-- Start of Data shown --

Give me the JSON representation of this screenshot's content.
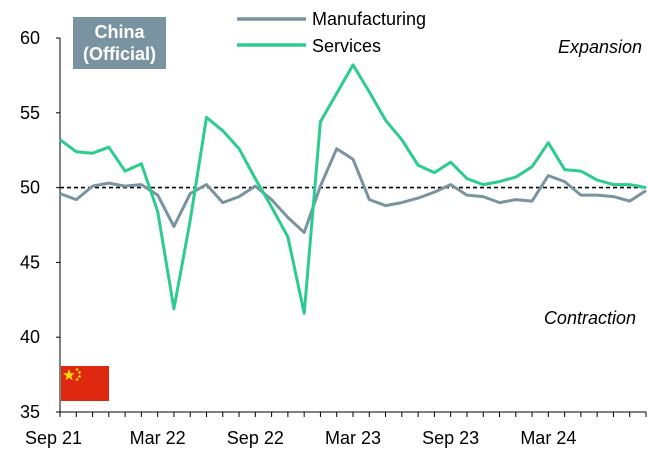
{
  "chart_data": {
    "type": "line",
    "title": "China (Official)",
    "title_lines": [
      "China",
      "(Official)"
    ],
    "flag_icon": "china-flag-icon",
    "badge_color": "#7993a1",
    "ylim": [
      35,
      60
    ],
    "yticks": [
      35,
      40,
      45,
      50,
      55,
      60
    ],
    "x_tick_labels": [
      "Sep 21",
      "Mar 22",
      "Sep 22",
      "Mar 23",
      "Sep 23",
      "Mar 24"
    ],
    "x_tick_indices": [
      0,
      6,
      12,
      18,
      24,
      30
    ],
    "reference_line": 50,
    "annotations": {
      "upper": "Expansion",
      "lower": "Contraction"
    },
    "legend_position": "top-center",
    "x": [
      "Sep 21",
      "Oct 21",
      "Nov 21",
      "Dec 21",
      "Jan 22",
      "Feb 22",
      "Mar 22",
      "Apr 22",
      "May 22",
      "Jun 22",
      "Jul 22",
      "Aug 22",
      "Sep 22",
      "Oct 22",
      "Nov 22",
      "Dec 22",
      "Jan 23",
      "Feb 23",
      "Mar 23",
      "Apr 23",
      "May 23",
      "Jun 23",
      "Jul 23",
      "Aug 23",
      "Sep 23",
      "Oct 23",
      "Nov 23",
      "Dec 23",
      "Jan 24",
      "Feb 24",
      "Mar 24",
      "Apr 24",
      "May 24",
      "Jun 24",
      "Jul 24",
      "Aug 24",
      "Sep 24"
    ],
    "series": [
      {
        "name": "Manufacturing",
        "color": "#7993a1",
        "values": [
          49.6,
          49.2,
          50.1,
          50.3,
          50.1,
          50.2,
          49.5,
          47.4,
          49.6,
          50.2,
          49.0,
          49.4,
          50.1,
          49.2,
          48.0,
          47.0,
          50.1,
          52.6,
          51.9,
          49.2,
          48.8,
          49.0,
          49.3,
          49.7,
          50.2,
          49.5,
          49.4,
          49.0,
          49.2,
          49.1,
          50.8,
          50.4,
          49.5,
          49.5,
          49.4,
          49.1,
          49.8
        ]
      },
      {
        "name": "Services",
        "color": "#2ccc8f",
        "values": [
          53.2,
          52.4,
          52.3,
          52.7,
          51.1,
          51.6,
          48.4,
          41.9,
          47.8,
          54.7,
          53.8,
          52.6,
          50.6,
          48.7,
          46.7,
          41.6,
          54.4,
          56.3,
          58.2,
          56.4,
          54.5,
          53.2,
          51.5,
          51.0,
          51.7,
          50.6,
          50.2,
          50.4,
          50.7,
          51.4,
          53.0,
          51.2,
          51.1,
          50.5,
          50.2,
          50.2,
          50.0
        ]
      }
    ]
  }
}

-- End of Data shown --

Make an exact copy of the listing above. Do not include the pictures.

Give me the JSON representation of this screenshot's content.
{
  "chart_data": {
    "type": "line",
    "title": "China (Official)",
    "title_lines": [
      "China",
      "(Official)"
    ],
    "flag_icon": "china-flag-icon",
    "badge_color": "#7993a1",
    "ylim": [
      35,
      60
    ],
    "yticks": [
      35,
      40,
      45,
      50,
      55,
      60
    ],
    "x_tick_labels": [
      "Sep 21",
      "Mar 22",
      "Sep 22",
      "Mar 23",
      "Sep 23",
      "Mar 24"
    ],
    "x_tick_indices": [
      0,
      6,
      12,
      18,
      24,
      30
    ],
    "reference_line": 50,
    "annotations": {
      "upper": "Expansion",
      "lower": "Contraction"
    },
    "legend_position": "top-center",
    "x": [
      "Sep 21",
      "Oct 21",
      "Nov 21",
      "Dec 21",
      "Jan 22",
      "Feb 22",
      "Mar 22",
      "Apr 22",
      "May 22",
      "Jun 22",
      "Jul 22",
      "Aug 22",
      "Sep 22",
      "Oct 22",
      "Nov 22",
      "Dec 22",
      "Jan 23",
      "Feb 23",
      "Mar 23",
      "Apr 23",
      "May 23",
      "Jun 23",
      "Jul 23",
      "Aug 23",
      "Sep 23",
      "Oct 23",
      "Nov 23",
      "Dec 23",
      "Jan 24",
      "Feb 24",
      "Mar 24",
      "Apr 24",
      "May 24",
      "Jun 24",
      "Jul 24",
      "Aug 24",
      "Sep 24"
    ],
    "series": [
      {
        "name": "Manufacturing",
        "color": "#7993a1",
        "values": [
          49.6,
          49.2,
          50.1,
          50.3,
          50.1,
          50.2,
          49.5,
          47.4,
          49.6,
          50.2,
          49.0,
          49.4,
          50.1,
          49.2,
          48.0,
          47.0,
          50.1,
          52.6,
          51.9,
          49.2,
          48.8,
          49.0,
          49.3,
          49.7,
          50.2,
          49.5,
          49.4,
          49.0,
          49.2,
          49.1,
          50.8,
          50.4,
          49.5,
          49.5,
          49.4,
          49.1,
          49.8
        ]
      },
      {
        "name": "Services",
        "color": "#2ccc8f",
        "values": [
          53.2,
          52.4,
          52.3,
          52.7,
          51.1,
          51.6,
          48.4,
          41.9,
          47.8,
          54.7,
          53.8,
          52.6,
          50.6,
          48.7,
          46.7,
          41.6,
          54.4,
          56.3,
          58.2,
          56.4,
          54.5,
          53.2,
          51.5,
          51.0,
          51.7,
          50.6,
          50.2,
          50.4,
          50.7,
          51.4,
          53.0,
          51.2,
          51.1,
          50.5,
          50.2,
          50.2,
          50.0
        ]
      }
    ]
  }
}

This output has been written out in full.